• [Exercise requirements] Below are entries to be transcribed exactly; exclude the pictures from the copy.

• [Data shown]

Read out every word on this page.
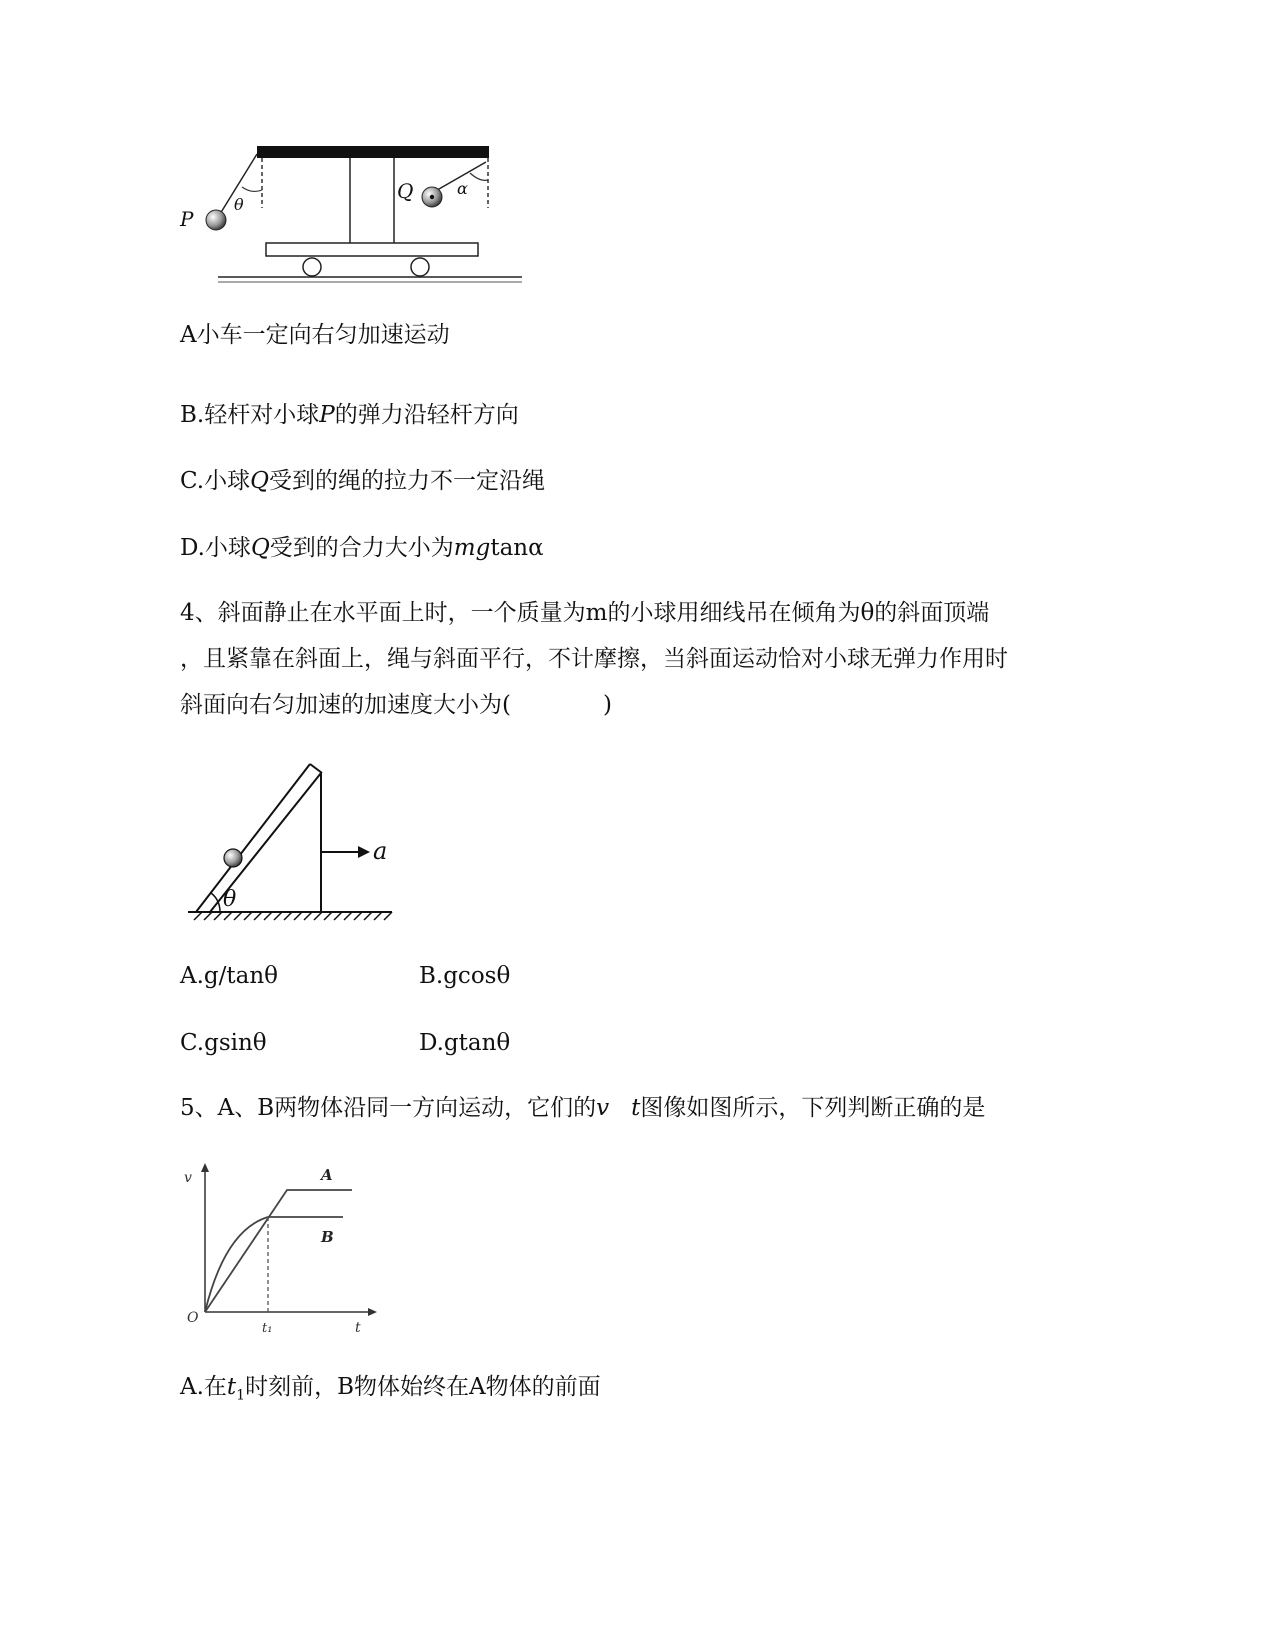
P
Q
θ
α
A小车一定向右匀加速运动
B.轻杆对小球P的弹力沿轻杆方向
C.小球Q受到的绳的拉力不一定沿绳
D.小球Q受到的合力大小为mgtanα
4、斜面静止在水平面上时，一个质量为m的小球用细线吊在倾角为θ的斜面顶端
，且紧靠在斜面上，绳与斜面平行，不计摩擦，当斜面运动恰对小球无弹力作用时
斜面向右匀加速的加速度大小为(　　　　)
a
θ
A.g/tanθ	B.gcosθ
C.gsinθ	D.gtanθ
5、A、B两物体沿同一方向运动，它们的v t图像如图所示，下列判断正确的是
v
O
t
t₁
A
B
A.在$t_1$时刻前，B物体始终在A物体的前面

• [Solution below]
Read out every word on this page.
P
Q
θ
α
A小车一定向右匀加速运动
B.轻杆对小球P的弹力沿轻杆方向
C.小球Q受到的绳的拉力不一定沿绳
D.小球Q受到的合力大小为mgtanα
4、斜面静止在水平面上时，一个质量为m的小球用细线吊在倾角为θ的斜面顶端
，且紧靠在斜面上，绳与斜面平行，不计摩擦，当斜面运动恰对小球无弹力作用时
斜面向右匀加速的加速度大小为(　　　　)
a
θ
A.g/tanθ	B.gcosθ
C.gsinθ	D.gtanθ
5、A、B两物体沿同一方向运动，它们的v t图像如图所示，下列判断正确的是
v
O
t
t₁
A
B
A.在$t_1$时刻前，B物体始终在A物体的前面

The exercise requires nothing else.